### STORED RECORDS
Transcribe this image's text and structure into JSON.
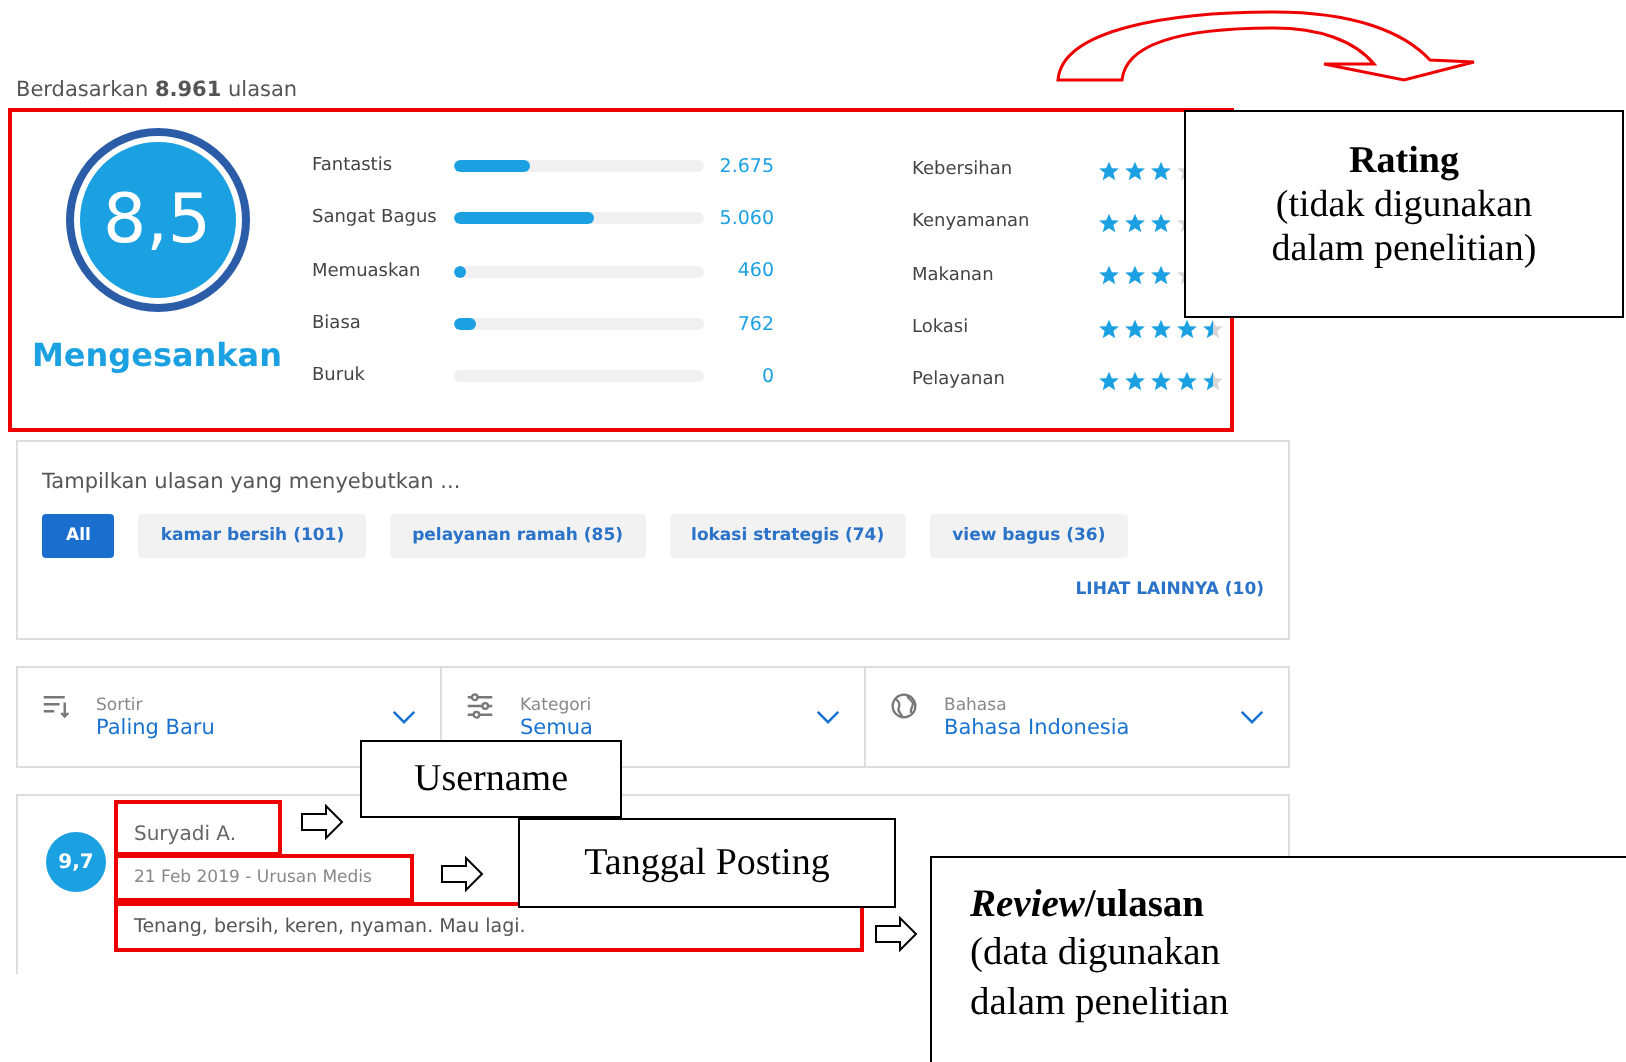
{
  "summary": "Berdasarkan **8.961** ulasan",
  "score": {
    "value": "8,5",
    "label": "Mengesankan"
  },
  "distribution": [
    {
      "label": "Fantastis",
      "level": 0.3,
      "count": "2.675"
    },
    {
      "label": "Sangat Bagus",
      "level": 0.56,
      "count": "5.060"
    },
    {
      "label": "Memuaskan",
      "level": 0.05,
      "count": "460"
    },
    {
      "label": "Biasa",
      "level": 0.085,
      "count": "762"
    },
    {
      "label": "Buruk",
      "level": 0,
      "count": "0"
    }
  ],
  "categories": [
    {
      "label": "Kebersihan",
      "stars": 3
    },
    {
      "label": "Kenyamanan",
      "stars": 3
    },
    {
      "label": "Makanan",
      "stars": 3
    },
    {
      "label": "Lokasi",
      "stars": 4.5
    },
    {
      "label": "Pelayanan",
      "stars": 4.5
    }
  ],
  "filter": {
    "title": "Tampilkan ulasan yang menyebutkan ...",
    "chips": [
      {
        "label": "All",
        "selected": true
      },
      {
        "label": "kamar bersih (101)",
        "selected": false
      },
      {
        "label": "pelayanan ramah (85)",
        "selected": false
      },
      {
        "label": "lokasi strategis (74)",
        "selected": false
      },
      {
        "label": "view bagus (36)",
        "selected": false
      }
    ],
    "more": "LIHAT LAINNYA (10)"
  },
  "dropdowns": [
    {
      "kind": "sort",
      "label": "Sortir",
      "value": "Paling Baru"
    },
    {
      "kind": "filter",
      "label": "Kategori",
      "value": "Semua"
    },
    {
      "kind": "language",
      "label": "Bahasa",
      "value": "Bahasa Indonesia"
    }
  ],
  "review": {
    "score": "9,7",
    "username": "Suryadi A.",
    "meta": "21 Feb 2019 - Urusan Medis",
    "text": "Tenang, bersih, keren, nyaman. Mau lagi."
  },
  "annotations": {
    "rating": {
      "title": "Rating",
      "lines": [
        "(tidak digunakan",
        "dalam penelitian)"
      ]
    },
    "username": {
      "title": "Username"
    },
    "date": {
      "title": "Tanggal Posting"
    },
    "review": {
      "title": "*Review*/ulasan",
      "lines": [
        "(data digunakan",
        "dalam penelitian"
      ]
    }
  }
}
######
WHAT THE TASK ASKS = Take each line containing the string "value" and copy it out.

TASK OUTPUT =
    "value": "8,5",
      "value": "Paling Baru"
      "value": "Semua"
      "value": "Bahasa Indonesia"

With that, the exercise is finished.